[Data records]
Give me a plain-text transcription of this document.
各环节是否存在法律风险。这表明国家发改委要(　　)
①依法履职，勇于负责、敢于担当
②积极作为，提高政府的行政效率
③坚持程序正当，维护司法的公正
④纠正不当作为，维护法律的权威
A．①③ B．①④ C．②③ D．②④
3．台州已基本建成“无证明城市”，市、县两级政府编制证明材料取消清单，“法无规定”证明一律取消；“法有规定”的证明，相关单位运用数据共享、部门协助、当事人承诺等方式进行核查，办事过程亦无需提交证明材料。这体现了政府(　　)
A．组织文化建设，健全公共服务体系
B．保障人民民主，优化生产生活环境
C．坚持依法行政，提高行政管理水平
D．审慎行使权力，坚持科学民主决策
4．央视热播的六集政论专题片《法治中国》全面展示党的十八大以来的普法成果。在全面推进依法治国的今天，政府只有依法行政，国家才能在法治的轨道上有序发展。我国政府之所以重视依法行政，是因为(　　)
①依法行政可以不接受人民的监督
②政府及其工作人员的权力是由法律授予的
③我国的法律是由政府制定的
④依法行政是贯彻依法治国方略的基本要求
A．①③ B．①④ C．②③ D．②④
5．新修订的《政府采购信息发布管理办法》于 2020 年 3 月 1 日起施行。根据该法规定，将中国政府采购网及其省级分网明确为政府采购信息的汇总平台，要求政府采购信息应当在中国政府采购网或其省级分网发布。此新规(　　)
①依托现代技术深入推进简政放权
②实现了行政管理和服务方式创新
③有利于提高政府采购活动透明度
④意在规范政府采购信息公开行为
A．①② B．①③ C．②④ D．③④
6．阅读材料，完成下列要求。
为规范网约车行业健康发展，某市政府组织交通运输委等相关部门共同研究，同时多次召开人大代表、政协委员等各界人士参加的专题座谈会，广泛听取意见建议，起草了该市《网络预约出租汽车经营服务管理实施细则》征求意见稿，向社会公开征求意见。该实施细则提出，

SHORT TASK: Quote the entire listing above exactly.

FULL SOLUTION:
Give me a plain-text transcription of this document.
各环节是否存在法律风险。这表明国家发改委要(　　)
①依法履职，勇于负责、敢于担当
②积极作为，提高政府的行政效率
③坚持程序正当，维护司法的公正
④纠正不当作为，维护法律的权威
A．①③ B．①④ C．②③ D．②④
3．台州已基本建成“无证明城市”，市、县两级政府编制证明材料取消清单，“法无规定”证明一律取消；“法有规定”的证明，相关单位运用数据共享、部门协助、当事人承诺等方式进行核查，办事过程亦无需提交证明材料。这体现了政府(　　)
A．组织文化建设，健全公共服务体系
B．保障人民民主，优化生产生活环境
C．坚持依法行政，提高行政管理水平
D．审慎行使权力，坚持科学民主决策
4．央视热播的六集政论专题片《法治中国》全面展示党的十八大以来的普法成果。在全面推进依法治国的今天，政府只有依法行政，国家才能在法治的轨道上有序发展。我国政府之所以重视依法行政，是因为(　　)
①依法行政可以不接受人民的监督
②政府及其工作人员的权力是由法律授予的
③我国的法律是由政府制定的
④依法行政是贯彻依法治国方略的基本要求
A．①③ B．①④ C．②③ D．②④
5．新修订的《政府采购信息发布管理办法》于 2020 年 3 月 1 日起施行。根据该法规定，将中国政府采购网及其省级分网明确为政府采购信息的汇总平台，要求政府采购信息应当在中国政府采购网或其省级分网发布。此新规(　　)
①依托现代技术深入推进简政放权
②实现了行政管理和服务方式创新
③有利于提高政府采购活动透明度
④意在规范政府采购信息公开行为
A．①② B．①③ C．②④ D．③④
6．阅读材料，完成下列要求。
为规范网约车行业健康发展，某市政府组织交通运输委等相关部门共同研究，同时多次召开人大代表、政协委员等各界人士参加的专题座谈会，广泛听取意见建议，起草了该市《网络预约出租汽车经营服务管理实施细则》征求意见稿，向社会公开征求意见。该实施细则提出，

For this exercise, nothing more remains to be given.